• _Excerpted passage_:

== Segment start ==

For many places in the world, the future is going to be wet. Climate change is already intensifying heavy rains and flooding in parts of the U.S., and it’s only expected to get worse. A recent study estimated that by 2050, more than 60 million people in the U.S. would be vulnerable to 100-year floods.

Some cities plan to meet rising waters with protective parkland, while some architects are developing floating houses. And one company has figured out how to replace piles of sandbags as emergency flood control, as Business Insider reports. Water-Gate, a line of flood protection products made by a Canadian company called MegaSecur, is a self-deploying water barrier that can be used to stop overflowing water in its tracks.

The emergency dam is made of folded canvas that, when water rushes into it, inflates up to become a kind of pocket for the water to get trapped in. You can roll it out across a street, a canal, or a creek like a giant hose, then wait for the water to arrive. In the event of a flash flood, you can even deploy it while the flood is already in progress. It can stop waters that rise up to five feet.

According to MegaSecur, one Water-Gate dam can replace thousands of sandbags, and once the floodwaters have receded, you can fold it back up and use it again. Sadly, based on the flood projections of climate change scientists, heavy flooding will soon become more and more common, and that will make reusable flood barriers necessary, saving time and money that would otherwise be spent buying, stacking, and getting rid of sandbags. The auto-deployment also means that it can be used by a single person, rather than a team of laborers. It could just as easily be set up outside a house by a homeowner as it could be set up on a city street by an emergency worker.

As climate change-related proposals go, it sounds a little more feasible than a floating house.

== Segment end ==

• _Data to examine_:
== Segment start ==

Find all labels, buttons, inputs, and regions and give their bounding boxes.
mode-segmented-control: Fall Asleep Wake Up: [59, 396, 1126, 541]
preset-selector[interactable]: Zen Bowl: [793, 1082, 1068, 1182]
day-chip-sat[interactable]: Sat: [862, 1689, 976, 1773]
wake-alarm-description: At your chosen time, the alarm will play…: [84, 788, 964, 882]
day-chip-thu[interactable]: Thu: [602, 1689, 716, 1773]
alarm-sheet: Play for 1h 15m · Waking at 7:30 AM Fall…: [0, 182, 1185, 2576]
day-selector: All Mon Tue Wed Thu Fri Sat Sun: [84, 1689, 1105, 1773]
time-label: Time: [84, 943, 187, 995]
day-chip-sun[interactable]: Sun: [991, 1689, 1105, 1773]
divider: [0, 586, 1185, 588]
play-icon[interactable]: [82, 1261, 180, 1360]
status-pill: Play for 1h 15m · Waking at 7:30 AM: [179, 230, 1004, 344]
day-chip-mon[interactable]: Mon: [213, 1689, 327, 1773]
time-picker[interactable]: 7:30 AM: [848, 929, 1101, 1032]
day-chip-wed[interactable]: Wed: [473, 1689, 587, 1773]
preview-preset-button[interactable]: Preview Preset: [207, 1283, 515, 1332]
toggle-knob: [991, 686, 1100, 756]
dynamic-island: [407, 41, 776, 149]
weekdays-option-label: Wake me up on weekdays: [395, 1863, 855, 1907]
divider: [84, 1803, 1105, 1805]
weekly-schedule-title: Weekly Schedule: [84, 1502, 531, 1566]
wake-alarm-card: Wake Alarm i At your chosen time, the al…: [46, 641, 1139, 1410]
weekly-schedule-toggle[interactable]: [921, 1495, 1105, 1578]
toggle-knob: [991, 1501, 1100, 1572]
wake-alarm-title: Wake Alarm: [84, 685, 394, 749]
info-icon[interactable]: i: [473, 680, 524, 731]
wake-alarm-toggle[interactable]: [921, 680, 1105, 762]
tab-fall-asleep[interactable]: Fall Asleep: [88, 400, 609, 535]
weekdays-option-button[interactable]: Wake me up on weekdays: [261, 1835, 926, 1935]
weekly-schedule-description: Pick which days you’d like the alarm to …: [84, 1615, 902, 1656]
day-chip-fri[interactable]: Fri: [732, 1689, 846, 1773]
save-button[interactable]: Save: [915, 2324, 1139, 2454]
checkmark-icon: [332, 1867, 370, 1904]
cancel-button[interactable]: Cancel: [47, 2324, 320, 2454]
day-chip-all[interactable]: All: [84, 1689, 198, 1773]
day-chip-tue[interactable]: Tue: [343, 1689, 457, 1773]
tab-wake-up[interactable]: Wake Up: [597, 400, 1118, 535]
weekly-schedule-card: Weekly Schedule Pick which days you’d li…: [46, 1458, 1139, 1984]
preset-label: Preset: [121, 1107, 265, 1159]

== Segment end ==

• _Required action 1_: Which sandbag-related tasks does the flood barrier article say reusable barriers would save time and money on?
• _Required action 2_: Please repeat the part of the flood barrier article starting at "For many places" and ending at "in its tracks.".
Answer from the flood barrier article only, not the rows.

• _Answer box 1_: Buying, stacking, and getting rid of sandbags.

• _Answer box 2_:
For many places in the world, the future is going to be wet. Climate change is already intensifying heavy rains and flooding in parts of the U.S., and it’s only expected to get worse. A recent study estimated that by 2050, more than 60 million people in the U.S. would be vulnerable to 100-year floods.

Some cities plan to meet rising waters with protective parkland, while some architects are developing floating houses. And one company has figured out how to replace piles of sandbags as emergency flood control, as Business Insider reports. Water-Gate, a line of flood protection products made by a Canadian company called MegaSecur, is a self-deploying water barrier that can be used to stop overflowing water in its tracks.